======== GIVEN PASSAGE ========

Ted Howard (born 1950, Ohio) is a social entrepreneur and author. He is the founder and Executive Director of The Democracy Collaborative and served as the Minter Senior Fellow for Social Justice with the Cleveland Foundation from 2010-2014. For more than 30 years, Howard has worked for non-profit organizations including UN agencies and The Hunger Project. Since 2001, Howard has served as chairman of the board of Search for Common Ground, a conflict resolution NGO. He is chairman of the board of ocean advocacy group Blue Frontier Campaign, and a board member of LIFT, a national anti-poverty organization. In the early 1970s, he co-directed The People's Bicentennial Commission with Jeremy Rifkin, and in 1977 the pair co-founded the Foundation of Economic Trends.

======== EXERCISE DATA ========

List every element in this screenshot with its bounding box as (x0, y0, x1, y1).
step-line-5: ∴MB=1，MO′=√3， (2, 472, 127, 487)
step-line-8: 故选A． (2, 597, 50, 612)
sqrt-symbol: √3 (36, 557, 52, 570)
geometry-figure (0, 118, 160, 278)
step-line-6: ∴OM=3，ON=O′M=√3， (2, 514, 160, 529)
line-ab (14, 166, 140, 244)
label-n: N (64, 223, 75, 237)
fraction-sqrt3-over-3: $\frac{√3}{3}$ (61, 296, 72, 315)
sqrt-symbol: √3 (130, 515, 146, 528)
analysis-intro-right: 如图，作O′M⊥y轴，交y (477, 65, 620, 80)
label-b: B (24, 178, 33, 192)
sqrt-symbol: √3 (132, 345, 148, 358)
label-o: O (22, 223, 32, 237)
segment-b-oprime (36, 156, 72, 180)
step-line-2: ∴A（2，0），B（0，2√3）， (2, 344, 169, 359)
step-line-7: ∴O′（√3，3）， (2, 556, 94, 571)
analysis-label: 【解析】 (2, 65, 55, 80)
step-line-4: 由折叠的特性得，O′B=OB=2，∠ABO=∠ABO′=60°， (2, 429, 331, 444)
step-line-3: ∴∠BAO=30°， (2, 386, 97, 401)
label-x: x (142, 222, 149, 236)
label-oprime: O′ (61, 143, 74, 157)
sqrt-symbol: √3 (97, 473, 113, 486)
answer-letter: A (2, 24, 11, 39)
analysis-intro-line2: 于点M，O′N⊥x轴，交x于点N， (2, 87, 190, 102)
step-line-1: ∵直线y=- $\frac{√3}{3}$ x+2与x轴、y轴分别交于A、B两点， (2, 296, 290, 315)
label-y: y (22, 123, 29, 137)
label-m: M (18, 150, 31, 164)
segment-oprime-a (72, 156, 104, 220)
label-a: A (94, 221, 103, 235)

========

▶ TASK DIRECTIONS
Rewrite the part of the Ted Howard bio that begins at the words "Ted Howard (born" and stops after "of Economic Trends.", renaming "chairman" to "chair". You won't need the data above for anything.

▶ OUTPUT FOR THIS EXERCISE
Ted Howard (born 1950, Ohio) is a social entrepreneur and author. He is the founder and Executive Director of The Democracy Collaborative and served as the Minter Senior Fellow for Social Justice with the Cleveland Foundation from 2010-2014. For more than 30 years, Howard has worked for non-profit organizations including UN agencies and The Hunger Project. Since 2001, Howard has served as chair of the board of Search for Common Ground, a conflict resolution NGO. He is chair of the board of ocean advocacy group Blue Frontier Campaign, and a board member of LIFT, a national anti-poverty organization. In the early 1970s, he co-directed The People's Bicentennial Commission with Jeremy Rifkin, and in 1977 the pair co-founded the Foundation of Economic Trends.